Output every entry exactly as written.
___ TASK MATERIAL ___
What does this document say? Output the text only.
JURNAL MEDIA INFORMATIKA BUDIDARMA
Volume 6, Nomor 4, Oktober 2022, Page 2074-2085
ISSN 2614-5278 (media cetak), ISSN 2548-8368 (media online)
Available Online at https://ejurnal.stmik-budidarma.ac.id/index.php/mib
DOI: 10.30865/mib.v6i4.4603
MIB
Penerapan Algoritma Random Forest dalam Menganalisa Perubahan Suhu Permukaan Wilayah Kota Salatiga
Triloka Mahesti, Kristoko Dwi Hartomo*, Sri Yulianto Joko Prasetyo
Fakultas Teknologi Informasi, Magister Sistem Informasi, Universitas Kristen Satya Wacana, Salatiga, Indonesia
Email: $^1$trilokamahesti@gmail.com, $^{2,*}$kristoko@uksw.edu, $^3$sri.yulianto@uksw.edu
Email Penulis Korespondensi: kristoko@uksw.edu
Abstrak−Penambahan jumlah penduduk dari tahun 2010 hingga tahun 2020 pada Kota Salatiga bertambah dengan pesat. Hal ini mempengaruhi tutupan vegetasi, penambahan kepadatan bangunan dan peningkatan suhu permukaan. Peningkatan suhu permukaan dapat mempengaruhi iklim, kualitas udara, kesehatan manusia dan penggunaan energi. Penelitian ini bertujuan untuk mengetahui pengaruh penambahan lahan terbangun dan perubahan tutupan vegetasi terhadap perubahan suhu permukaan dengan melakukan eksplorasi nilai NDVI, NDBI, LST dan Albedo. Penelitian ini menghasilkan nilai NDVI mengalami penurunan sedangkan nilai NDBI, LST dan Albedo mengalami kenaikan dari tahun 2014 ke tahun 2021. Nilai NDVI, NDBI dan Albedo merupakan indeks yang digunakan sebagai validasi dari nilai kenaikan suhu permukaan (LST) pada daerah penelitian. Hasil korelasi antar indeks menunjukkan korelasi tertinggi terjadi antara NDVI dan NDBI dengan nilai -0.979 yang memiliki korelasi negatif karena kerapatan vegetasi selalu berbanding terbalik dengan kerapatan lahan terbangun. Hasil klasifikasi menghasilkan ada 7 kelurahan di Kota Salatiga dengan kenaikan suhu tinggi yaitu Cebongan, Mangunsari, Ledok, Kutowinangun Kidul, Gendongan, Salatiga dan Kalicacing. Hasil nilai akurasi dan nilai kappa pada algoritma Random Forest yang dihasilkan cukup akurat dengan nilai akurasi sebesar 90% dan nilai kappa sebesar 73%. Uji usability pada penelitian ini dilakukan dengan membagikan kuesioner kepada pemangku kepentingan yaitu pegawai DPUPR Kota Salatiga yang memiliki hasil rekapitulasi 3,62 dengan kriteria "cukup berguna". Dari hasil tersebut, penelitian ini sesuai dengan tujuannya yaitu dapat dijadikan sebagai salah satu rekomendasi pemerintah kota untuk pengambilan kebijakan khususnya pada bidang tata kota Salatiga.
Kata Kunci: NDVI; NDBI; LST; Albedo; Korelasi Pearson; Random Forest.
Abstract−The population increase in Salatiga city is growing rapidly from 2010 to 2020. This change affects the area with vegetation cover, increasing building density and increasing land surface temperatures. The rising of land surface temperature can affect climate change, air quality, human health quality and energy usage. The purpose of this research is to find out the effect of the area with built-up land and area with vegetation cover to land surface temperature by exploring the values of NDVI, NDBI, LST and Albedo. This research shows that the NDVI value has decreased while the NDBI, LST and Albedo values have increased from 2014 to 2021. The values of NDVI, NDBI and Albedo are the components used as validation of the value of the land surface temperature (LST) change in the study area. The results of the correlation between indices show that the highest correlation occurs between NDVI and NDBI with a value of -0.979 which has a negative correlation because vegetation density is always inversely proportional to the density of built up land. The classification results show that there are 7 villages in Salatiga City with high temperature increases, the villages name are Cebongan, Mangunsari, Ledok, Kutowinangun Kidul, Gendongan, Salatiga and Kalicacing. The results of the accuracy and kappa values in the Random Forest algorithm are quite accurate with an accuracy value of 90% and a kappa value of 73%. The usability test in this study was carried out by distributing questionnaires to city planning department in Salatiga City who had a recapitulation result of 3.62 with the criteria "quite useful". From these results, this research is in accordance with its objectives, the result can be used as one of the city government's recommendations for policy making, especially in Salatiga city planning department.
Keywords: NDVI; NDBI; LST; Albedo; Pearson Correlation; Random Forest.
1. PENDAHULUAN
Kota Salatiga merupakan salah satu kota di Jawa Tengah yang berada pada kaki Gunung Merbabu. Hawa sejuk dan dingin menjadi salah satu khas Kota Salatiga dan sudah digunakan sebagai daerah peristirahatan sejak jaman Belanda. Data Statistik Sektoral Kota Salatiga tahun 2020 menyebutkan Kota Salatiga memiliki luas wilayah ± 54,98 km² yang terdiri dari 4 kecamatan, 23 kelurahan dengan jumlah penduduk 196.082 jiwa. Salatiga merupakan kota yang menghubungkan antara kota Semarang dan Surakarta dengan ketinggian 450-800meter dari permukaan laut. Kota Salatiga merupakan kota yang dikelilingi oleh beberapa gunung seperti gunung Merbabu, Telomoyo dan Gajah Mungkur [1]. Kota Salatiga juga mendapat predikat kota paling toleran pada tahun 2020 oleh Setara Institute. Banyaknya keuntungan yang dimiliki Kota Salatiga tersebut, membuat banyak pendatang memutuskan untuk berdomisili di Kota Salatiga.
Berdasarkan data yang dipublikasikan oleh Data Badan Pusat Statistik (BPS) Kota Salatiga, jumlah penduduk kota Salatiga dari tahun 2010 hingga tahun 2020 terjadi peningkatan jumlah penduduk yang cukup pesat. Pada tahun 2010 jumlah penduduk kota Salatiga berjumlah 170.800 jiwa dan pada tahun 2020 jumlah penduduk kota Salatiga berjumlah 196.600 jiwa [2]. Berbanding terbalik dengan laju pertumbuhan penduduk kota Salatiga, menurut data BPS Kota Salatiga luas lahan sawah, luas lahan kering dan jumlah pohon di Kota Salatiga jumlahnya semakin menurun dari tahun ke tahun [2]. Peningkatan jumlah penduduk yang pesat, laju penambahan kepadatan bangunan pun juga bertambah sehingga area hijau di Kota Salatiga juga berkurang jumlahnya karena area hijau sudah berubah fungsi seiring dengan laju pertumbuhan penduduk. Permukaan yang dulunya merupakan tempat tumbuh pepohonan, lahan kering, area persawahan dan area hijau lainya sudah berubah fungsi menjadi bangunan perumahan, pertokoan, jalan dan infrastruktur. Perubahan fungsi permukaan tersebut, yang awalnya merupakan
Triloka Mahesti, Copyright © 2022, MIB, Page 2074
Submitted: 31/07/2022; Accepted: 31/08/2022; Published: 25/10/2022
___
RESPONSE:
What does this document say? Output the text only.
JURNAL MEDIA INFORMATIKA BUDIDARMA
Volume 6, Nomor 4, Oktober 2022, Page 2074-2085
ISSN 2614-5278 (media cetak), ISSN 2548-8368 (media online)
Available Online at https://ejurnal.stmik-budidarma.ac.id/index.php/mib
DOI: 10.30865/mib.v6i4.4603
MIB
Penerapan Algoritma Random Forest dalam Menganalisa Perubahan Suhu Permukaan Wilayah Kota Salatiga
Triloka Mahesti, Kristoko Dwi Hartomo*, Sri Yulianto Joko Prasetyo
Fakultas Teknologi Informasi, Magister Sistem Informasi, Universitas Kristen Satya Wacana, Salatiga, Indonesia
Email: $^1$trilokamahesti@gmail.com, $^{2,*}$kristoko@uksw.edu, $^3$sri.yulianto@uksw.edu
Email Penulis Korespondensi: kristoko@uksw.edu
Abstrak−Penambahan jumlah penduduk dari tahun 2010 hingga tahun 2020 pada Kota Salatiga bertambah dengan pesat. Hal ini mempengaruhi tutupan vegetasi, penambahan kepadatan bangunan dan peningkatan suhu permukaan. Peningkatan suhu permukaan dapat mempengaruhi iklim, kualitas udara, kesehatan manusia dan penggunaan energi. Penelitian ini bertujuan untuk mengetahui pengaruh penambahan lahan terbangun dan perubahan tutupan vegetasi terhadap perubahan suhu permukaan dengan melakukan eksplorasi nilai NDVI, NDBI, LST dan Albedo. Penelitian ini menghasilkan nilai NDVI mengalami penurunan sedangkan nilai NDBI, LST dan Albedo mengalami kenaikan dari tahun 2014 ke tahun 2021. Nilai NDVI, NDBI dan Albedo merupakan indeks yang digunakan sebagai validasi dari nilai kenaikan suhu permukaan (LST) pada daerah penelitian. Hasil korelasi antar indeks menunjukkan korelasi tertinggi terjadi antara NDVI dan NDBI dengan nilai -0.979 yang memiliki korelasi negatif karena kerapatan vegetasi selalu berbanding terbalik dengan kerapatan lahan terbangun. Hasil klasifikasi menghasilkan ada 7 kelurahan di Kota Salatiga dengan kenaikan suhu tinggi yaitu Cebongan, Mangunsari, Ledok, Kutowinangun Kidul, Gendongan, Salatiga dan Kalicacing. Hasil nilai akurasi dan nilai kappa pada algoritma Random Forest yang dihasilkan cukup akurat dengan nilai akurasi sebesar 90% dan nilai kappa sebesar 73%. Uji usability pada penelitian ini dilakukan dengan membagikan kuesioner kepada pemangku kepentingan yaitu pegawai DPUPR Kota Salatiga yang memiliki hasil rekapitulasi 3,62 dengan kriteria "cukup berguna". Dari hasil tersebut, penelitian ini sesuai dengan tujuannya yaitu dapat dijadikan sebagai salah satu rekomendasi pemerintah kota untuk pengambilan kebijakan khususnya pada bidang tata kota Salatiga.
Kata Kunci: NDVI; NDBI; LST; Albedo; Korelasi Pearson; Random Forest.
Abstract−The population increase in Salatiga city is growing rapidly from 2010 to 2020. This change affects the area with vegetation cover, increasing building density and increasing land surface temperatures. The rising of land surface temperature can affect climate change, air quality, human health quality and energy usage. The purpose of this research is to find out the effect of the area with built-up land and area with vegetation cover to land surface temperature by exploring the values of NDVI, NDBI, LST and Albedo. This research shows that the NDVI value has decreased while the NDBI, LST and Albedo values have increased from 2014 to 2021. The values of NDVI, NDBI and Albedo are the components used as validation of the value of the land surface temperature (LST) change in the study area. The results of the correlation between indices show that the highest correlation occurs between NDVI and NDBI with a value of -0.979 which has a negative correlation because vegetation density is always inversely proportional to the density of built up land. The classification results show that there are 7 villages in Salatiga City with high temperature increases, the villages name are Cebongan, Mangunsari, Ledok, Kutowinangun Kidul, Gendongan, Salatiga and Kalicacing. The results of the accuracy and kappa values in the Random Forest algorithm are quite accurate with an accuracy value of 90% and a kappa value of 73%. The usability test in this study was carried out by distributing questionnaires to city planning department in Salatiga City who had a recapitulation result of 3.62 with the criteria "quite useful". From these results, this research is in accordance with its objectives, the result can be used as one of the city government's recommendations for policy making, especially in Salatiga city planning department.
Keywords: NDVI; NDBI; LST; Albedo; Pearson Correlation; Random Forest.
1. PENDAHULUAN
Kota Salatiga merupakan salah satu kota di Jawa Tengah yang berada pada kaki Gunung Merbabu. Hawa sejuk dan dingin menjadi salah satu khas Kota Salatiga dan sudah digunakan sebagai daerah peristirahatan sejak jaman Belanda. Data Statistik Sektoral Kota Salatiga tahun 2020 menyebutkan Kota Salatiga memiliki luas wilayah ± 54,98 km² yang terdiri dari 4 kecamatan, 23 kelurahan dengan jumlah penduduk 196.082 jiwa. Salatiga merupakan kota yang menghubungkan antara kota Semarang dan Surakarta dengan ketinggian 450-800meter dari permukaan laut. Kota Salatiga merupakan kota yang dikelilingi oleh beberapa gunung seperti gunung Merbabu, Telomoyo dan Gajah Mungkur [1]. Kota Salatiga juga mendapat predikat kota paling toleran pada tahun 2020 oleh Setara Institute. Banyaknya keuntungan yang dimiliki Kota Salatiga tersebut, membuat banyak pendatang memutuskan untuk berdomisili di Kota Salatiga.
Berdasarkan data yang dipublikasikan oleh Data Badan Pusat Statistik (BPS) Kota Salatiga, jumlah penduduk kota Salatiga dari tahun 2010 hingga tahun 2020 terjadi peningkatan jumlah penduduk yang cukup pesat. Pada tahun 2010 jumlah penduduk kota Salatiga berjumlah 170.800 jiwa dan pada tahun 2020 jumlah penduduk kota Salatiga berjumlah 196.600 jiwa [2]. Berbanding terbalik dengan laju pertumbuhan penduduk kota Salatiga, menurut data BPS Kota Salatiga luas lahan sawah, luas lahan kering dan jumlah pohon di Kota Salatiga jumlahnya semakin menurun dari tahun ke tahun [2]. Peningkatan jumlah penduduk yang pesat, laju penambahan kepadatan bangunan pun juga bertambah sehingga area hijau di Kota Salatiga juga berkurang jumlahnya karena area hijau sudah berubah fungsi seiring dengan laju pertumbuhan penduduk. Permukaan yang dulunya merupakan tempat tumbuh pepohonan, lahan kering, area persawahan dan area hijau lainya sudah berubah fungsi menjadi bangunan perumahan, pertokoan, jalan dan infrastruktur. Perubahan fungsi permukaan tersebut, yang awalnya merupakan
Triloka Mahesti, Copyright © 2022, MIB, Page 2074
Submitted: 31/07/2022; Accepted: 31/08/2022; Published: 25/10/2022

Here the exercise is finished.